- [WHAT THIS TASK INVOLVES]
Count lines with the string "Cumulative" in them. State the number alone.

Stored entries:
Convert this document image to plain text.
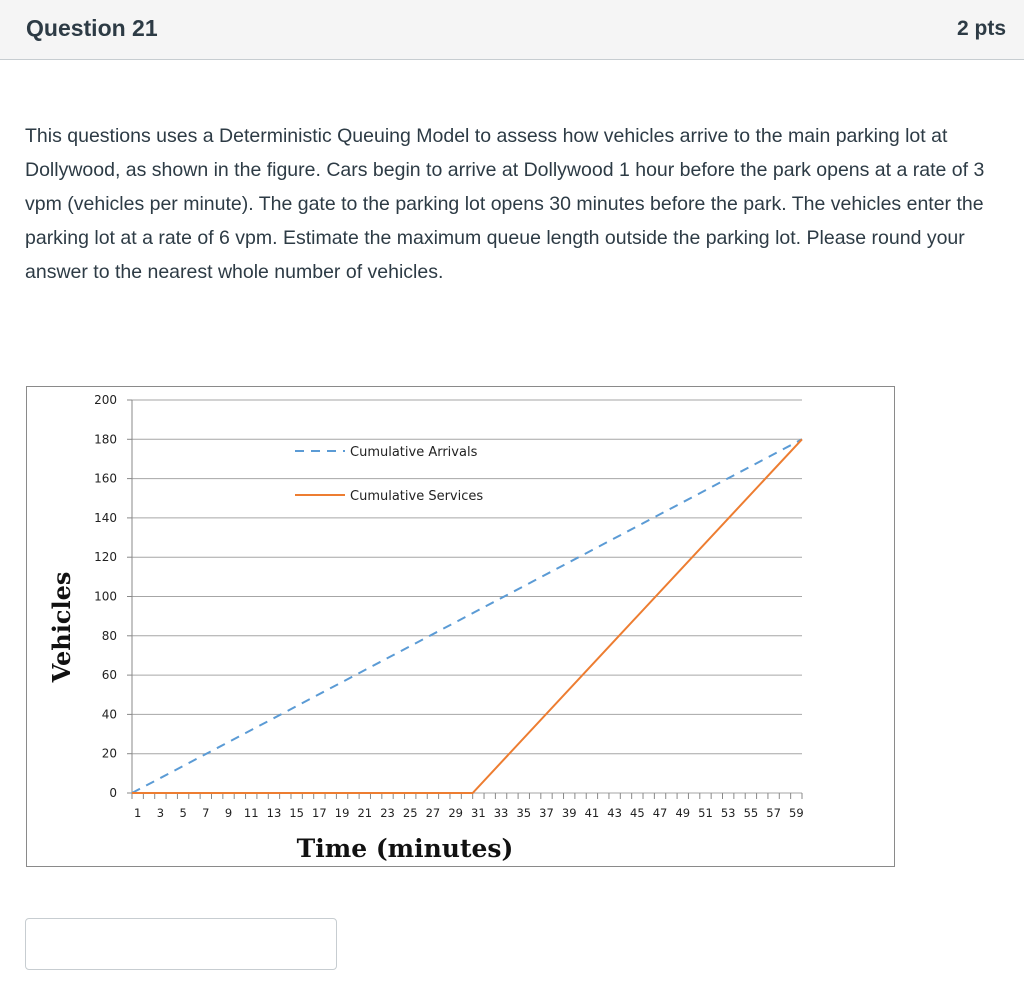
Question 21	2 pts

This questions uses a Deterministic Queuing Model to assess how vehicles arrive to the main parking lot at Dollywood, as shown in the figure. Cars begin to arrive at Dollywood 1 hour before the park opens at a rate of 3 vpm (vehicles per minute). The gate to the parking lot opens 30 minutes before the park. The vehicles enter the parking lot at a rate of 6 vpm. Estimate the maximum queue length outside the parking lot. Please round your answer to the nearest whole number of vehicles.

0
20
40
60
80
100
120
140
160
180
200
1 3 5 7 9 11 13 15 17 19 21 23 25 27 29 31 33 35 37 39 41 43 45 47 49 51 53 55 57 59
Cumulative Arrivals
Cumulative Services
Vehicles
Time (minutes)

- [SOLUTION TO THIS EXERCISE]
2